Listed entries:

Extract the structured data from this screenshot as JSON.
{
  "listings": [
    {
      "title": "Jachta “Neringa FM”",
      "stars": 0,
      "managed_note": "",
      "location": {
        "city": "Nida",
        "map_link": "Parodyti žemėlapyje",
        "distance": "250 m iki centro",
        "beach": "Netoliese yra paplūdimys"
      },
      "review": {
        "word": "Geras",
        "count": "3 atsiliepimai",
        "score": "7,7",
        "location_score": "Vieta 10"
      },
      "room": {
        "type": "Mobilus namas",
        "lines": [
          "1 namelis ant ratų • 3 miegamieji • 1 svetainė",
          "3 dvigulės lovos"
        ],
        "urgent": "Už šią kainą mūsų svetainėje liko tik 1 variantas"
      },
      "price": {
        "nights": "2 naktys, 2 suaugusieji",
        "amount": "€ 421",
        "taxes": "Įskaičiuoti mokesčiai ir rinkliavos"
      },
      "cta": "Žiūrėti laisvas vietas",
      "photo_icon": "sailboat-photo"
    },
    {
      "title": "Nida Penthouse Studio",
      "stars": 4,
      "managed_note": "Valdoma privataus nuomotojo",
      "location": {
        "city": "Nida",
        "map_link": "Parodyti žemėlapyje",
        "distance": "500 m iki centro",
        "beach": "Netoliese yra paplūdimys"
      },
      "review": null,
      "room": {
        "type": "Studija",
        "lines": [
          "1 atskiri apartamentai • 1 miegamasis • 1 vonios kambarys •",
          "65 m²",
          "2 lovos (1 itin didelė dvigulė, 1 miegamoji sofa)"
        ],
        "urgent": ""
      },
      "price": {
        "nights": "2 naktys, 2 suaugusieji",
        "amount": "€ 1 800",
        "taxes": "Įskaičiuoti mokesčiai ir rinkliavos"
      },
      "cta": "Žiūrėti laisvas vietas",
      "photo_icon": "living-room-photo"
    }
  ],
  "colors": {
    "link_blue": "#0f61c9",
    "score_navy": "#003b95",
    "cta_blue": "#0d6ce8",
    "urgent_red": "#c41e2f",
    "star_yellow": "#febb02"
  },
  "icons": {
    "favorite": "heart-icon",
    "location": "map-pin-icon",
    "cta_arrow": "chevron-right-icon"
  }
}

Your objective: Each record above should be output again exactly.

Completed task:
Extract the structured data from this screenshot as JSON.
{
  "listings": [
    {
      "title": "Jachta “Neringa FM”",
      "stars": 0,
      "managed_note": "",
      "location": {
        "city": "Nida",
        "map_link": "Parodyti žemėlapyje",
        "distance": "250 m iki centro",
        "beach": "Netoliese yra paplūdimys"
      },
      "review": {
        "word": "Geras",
        "count": "3 atsiliepimai",
        "score": "7,7",
        "location_score": "Vieta 10"
      },
      "room": {
        "type": "Mobilus namas",
        "lines": [
          "1 namelis ant ratų • 3 miegamieji • 1 svetainė",
          "3 dvigulės lovos"
        ],
        "urgent": "Už šią kainą mūsų svetainėje liko tik 1 variantas"
      },
      "price": {
        "nights": "2 naktys, 2 suaugusieji",
        "amount": "€ 421",
        "taxes": "Įskaičiuoti mokesčiai ir rinkliavos"
      },
      "cta": "Žiūrėti laisvas vietas",
      "photo_icon": "sailboat-photo"
    },
    {
      "title": "Nida Penthouse Studio",
      "stars": 4,
      "managed_note": "Valdoma privataus nuomotojo",
      "location": {
        "city": "Nida",
        "map_link": "Parodyti žemėlapyje",
        "distance": "500 m iki centro",
        "beach": "Netoliese yra paplūdimys"
      },
      "review": null,
      "room": {
        "type": "Studija",
        "lines": [
          "1 atskiri apartamentai • 1 miegamasis • 1 vonios kambarys •",
          "65 m²",
          "2 lovos (1 itin didelė dvigulė, 1 miegamoji sofa)"
        ],
        "urgent": ""
      },
      "price": {
        "nights": "2 naktys, 2 suaugusieji",
        "amount": "€ 1 800",
        "taxes": "Įskaičiuoti mokesčiai ir rinkliavos"
      },
      "cta": "Žiūrėti laisvas vietas",
      "photo_icon": "living-room-photo"
    }
  ],
  "colors": {
    "link_blue": "#0f61c9",
    "score_navy": "#003b95",
    "cta_blue": "#0d6ce8",
    "urgent_red": "#c41e2f",
    "star_yellow": "#febb02"
  },
  "icons": {
    "favorite": "heart-icon",
    "location": "map-pin-icon",
    "cta_arrow": "chevron-right-icon"
  }
}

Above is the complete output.